-- Direction --
Reproduce all the material exactly, minus any pictures it holds.

-- Data records --
***
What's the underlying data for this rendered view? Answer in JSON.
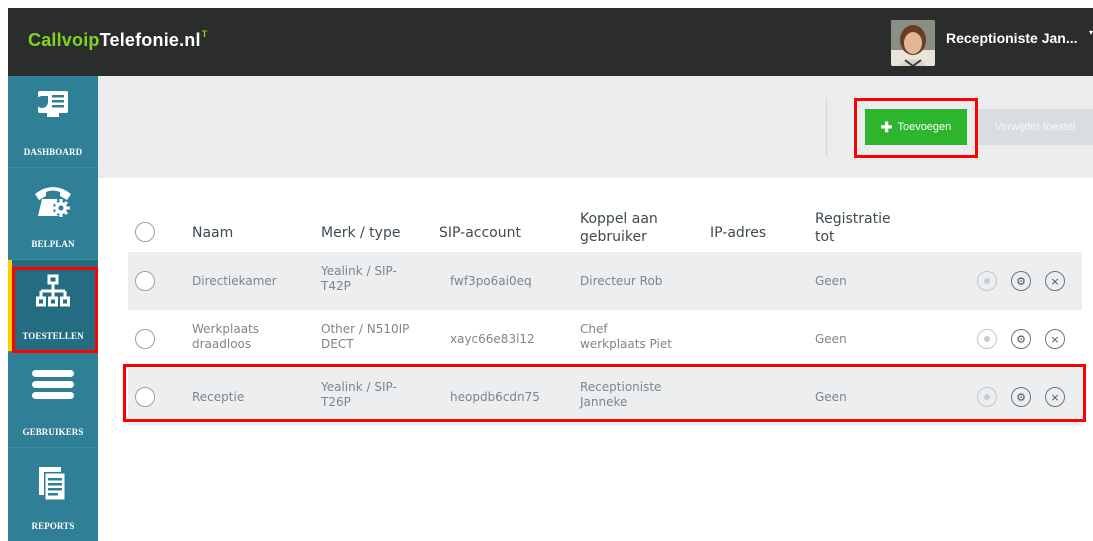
{
  "header": {
    "logo_part1": "Callvoip",
    "logo_part2": "Telefonie.nl",
    "logo_sup": "T",
    "username": "Receptioniste Jan...",
    "caret": "▾"
  },
  "sidebar": {
    "items": [
      {
        "label": "DASHBOARD",
        "icon": "dashboard-icon",
        "active": false
      },
      {
        "label": "BELPLAN",
        "icon": "phone-settings-icon",
        "active": false
      },
      {
        "label": "TOESTELLEN",
        "icon": "network-tree-icon",
        "active": true
      },
      {
        "label": "GEBRUIKERS",
        "icon": "users-menu-icon",
        "active": false
      },
      {
        "label": "REPORTS",
        "icon": "reports-icon",
        "active": false
      }
    ]
  },
  "toolbar": {
    "add_label": "Toevoegen",
    "add_plus": "✚",
    "delete_label": "Verwijder toestel"
  },
  "table": {
    "headers": {
      "naam": "Naam",
      "merk": "Merk / type",
      "sip": "SIP-account",
      "koppel_1": "Koppel aan",
      "koppel_2": "gebruiker",
      "ip": "IP-adres",
      "reg_1": "Registratie",
      "reg_2": "tot"
    },
    "rows": [
      {
        "naam": [
          "Directiekamer"
        ],
        "merk": [
          "Yealink / SIP-",
          "T42P"
        ],
        "sip": "fwf3po6ai0eq",
        "koppel": [
          "Directeur Rob"
        ],
        "ip": "",
        "reg": "Geen"
      },
      {
        "naam": [
          "Werkplaats",
          "draadloos"
        ],
        "merk": [
          "Other / N510IP",
          "DECT"
        ],
        "sip": "xayc66e83l12",
        "koppel": [
          "Chef",
          "werkplaats Piet"
        ],
        "ip": "",
        "reg": "Geen"
      },
      {
        "naam": [
          "Receptie"
        ],
        "merk": [
          "Yealink / SIP-",
          "T26P"
        ],
        "sip": "heopdb6cdn75",
        "koppel": [
          "Receptioniste",
          "Janneke"
        ],
        "ip": "",
        "reg": "Geen"
      }
    ],
    "action_icons": [
      "record-icon",
      "gear-icon",
      "close-icon"
    ],
    "gear_glyph": "⚙",
    "close_glyph": "×"
  },
  "colors": {
    "header_bg": "#2b2d2c",
    "sidebar_bg": "#2f7f97",
    "accent_green": "#7fd321",
    "add_button": "#2db52d",
    "highlight": "#ff0000"
  }
}
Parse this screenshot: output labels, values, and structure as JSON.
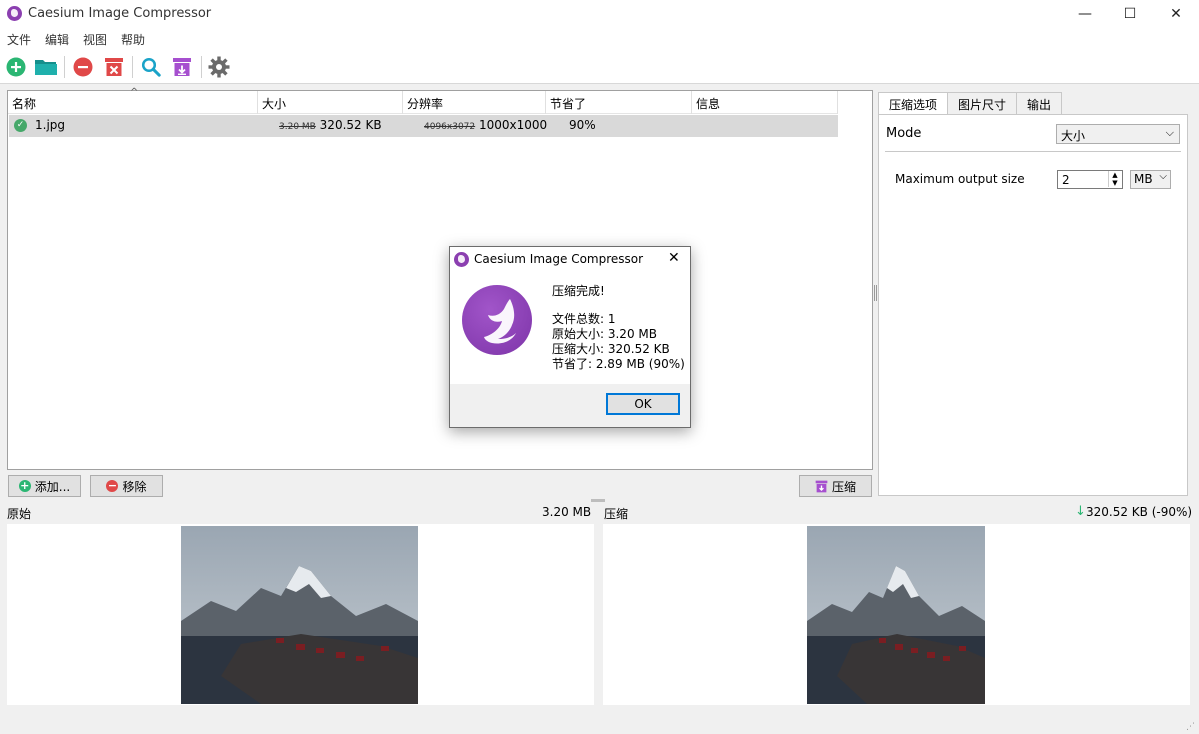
{
  "window": {
    "title": "Caesium Image Compressor",
    "minimize_glyph": "—",
    "maximize_glyph": "☐",
    "close_glyph": "✕"
  },
  "menu": [
    "文件",
    "编辑",
    "视图",
    "帮助"
  ],
  "toolbar": {
    "icons": [
      "add-icon",
      "open-folder-icon",
      "remove-icon",
      "clear-list-icon",
      "preview-search-icon",
      "compress-icon",
      "settings-icon"
    ]
  },
  "table": {
    "columns": [
      "名称",
      "大小",
      "分辨率",
      "节省了",
      "信息"
    ],
    "rows": [
      {
        "name": "1.jpg",
        "size_original": "3.20 MB",
        "size_compressed": "320.52 KB",
        "resolution_original": "4096x3072",
        "resolution_compressed": "1000x1000",
        "saved": "90%",
        "info": ""
      }
    ]
  },
  "buttons": {
    "add": "添加...",
    "remove": "移除",
    "compress": "压缩"
  },
  "right_panel": {
    "tabs": [
      "压缩选项",
      "图片尺寸",
      "输出"
    ],
    "mode_label": "Mode",
    "mode_value": "大小",
    "max_output_label": "Maximum output size",
    "max_output_value": "2",
    "unit_value": "MB"
  },
  "preview": {
    "original_label": "原始",
    "original_size": "3.20 MB",
    "compressed_label": "压缩",
    "compressed_size": "320.52 KB (-90%)"
  },
  "dialog": {
    "title": "Caesium Image Compressor",
    "heading": "压缩完成!",
    "total_files": "文件总数: 1",
    "original_size": "原始大小: 3.20 MB",
    "compressed_size": "压缩大小: 320.52 KB",
    "saved": "节省了: 2.89 MB (90%)",
    "ok": "OK"
  },
  "colors": {
    "accent_purple": "#8b3fb0",
    "add_green": "#2bb673",
    "folder_teal": "#1aa3a0",
    "remove_red": "#e04848"
  }
}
***
-- The completed task --
What's the underlying data for this rendered view? Answer in JSON.
{
  "header": {
    "logo_part1": "Callvoip",
    "logo_part2": "Telefonie.nl",
    "logo_sup": "T",
    "username": "Receptioniste Jan...",
    "caret": "▾"
  },
  "sidebar": {
    "items": [
      {
        "label": "DASHBOARD",
        "icon": "dashboard-icon",
        "active": false
      },
      {
        "label": "BELPLAN",
        "icon": "phone-settings-icon",
        "active": false
      },
      {
        "label": "TOESTELLEN",
        "icon": "network-tree-icon",
        "active": true
      },
      {
        "label": "GEBRUIKERS",
        "icon": "users-menu-icon",
        "active": false
      },
      {
        "label": "REPORTS",
        "icon": "reports-icon",
        "active": false
      }
    ]
  },
  "toolbar": {
    "add_label": "Toevoegen",
    "add_plus": "✚",
    "delete_label": "Verwijder toestel"
  },
  "table": {
    "headers": {
      "naam": "Naam",
      "merk": "Merk / type",
      "sip": "SIP-account",
      "koppel_1": "Koppel aan",
      "koppel_2": "gebruiker",
      "ip": "IP-adres",
      "reg_1": "Registratie",
      "reg_2": "tot"
    },
    "rows": [
      {
        "naam": [
          "Directiekamer"
        ],
        "merk": [
          "Yealink / SIP-",
          "T42P"
        ],
        "sip": "fwf3po6ai0eq",
        "koppel": [
          "Directeur Rob"
        ],
        "ip": "",
        "reg": "Geen"
      },
      {
        "naam": [
          "Werkplaats",
          "draadloos"
        ],
        "merk": [
          "Other / N510IP",
          "DECT"
        ],
        "sip": "xayc66e83l12",
        "koppel": [
          "Chef",
          "werkplaats Piet"
        ],
        "ip": "",
        "reg": "Geen"
      },
      {
        "naam": [
          "Receptie"
        ],
        "merk": [
          "Yealink / SIP-",
          "T26P"
        ],
        "sip": "heopdb6cdn75",
        "koppel": [
          "Receptioniste",
          "Janneke"
        ],
        "ip": "",
        "reg": "Geen"
      }
    ],
    "action_icons": [
      "record-icon",
      "gear-icon",
      "close-icon"
    ],
    "gear_glyph": "⚙",
    "close_glyph": "×"
  },
  "colors": {
    "header_bg": "#2b2d2c",
    "sidebar_bg": "#2f7f97",
    "accent_green": "#7fd321",
    "add_button": "#2db52d",
    "highlight": "#ff0000"
  }
}
Parse this screenshot: output labels, values, and structure as JSON.
{
  "window": {
    "title": "Caesium Image Compressor",
    "minimize_glyph": "—",
    "maximize_glyph": "☐",
    "close_glyph": "✕"
  },
  "menu": [
    "文件",
    "编辑",
    "视图",
    "帮助"
  ],
  "toolbar": {
    "icons": [
      "add-icon",
      "open-folder-icon",
      "remove-icon",
      "clear-list-icon",
      "preview-search-icon",
      "compress-icon",
      "settings-icon"
    ]
  },
  "table": {
    "columns": [
      "名称",
      "大小",
      "分辨率",
      "节省了",
      "信息"
    ],
    "rows": [
      {
        "name": "1.jpg",
        "size_original": "3.20 MB",
        "size_compressed": "320.52 KB",
        "resolution_original": "4096x3072",
        "resolution_compressed": "1000x1000",
        "saved": "90%",
        "info": ""
      }
    ]
  },
  "buttons": {
    "add": "添加...",
    "remove": "移除",
    "compress": "压缩"
  },
  "right_panel": {
    "tabs": [
      "压缩选项",
      "图片尺寸",
      "输出"
    ],
    "mode_label": "Mode",
    "mode_value": "大小",
    "max_output_label": "Maximum output size",
    "max_output_value": "2",
    "unit_value": "MB"
  },
  "preview": {
    "original_label": "原始",
    "original_size": "3.20 MB",
    "compressed_label": "压缩",
    "compressed_size": "320.52 KB (-90%)"
  },
  "dialog": {
    "title": "Caesium Image Compressor",
    "heading": "压缩完成!",
    "total_files": "文件总数: 1",
    "original_size": "原始大小: 3.20 MB",
    "compressed_size": "压缩大小: 320.52 KB",
    "saved": "节省了: 2.89 MB (90%)",
    "ok": "OK"
  },
  "colors": {
    "accent_purple": "#8b3fb0",
    "add_green": "#2bb673",
    "folder_teal": "#1aa3a0",
    "remove_red": "#e04848"
  }
}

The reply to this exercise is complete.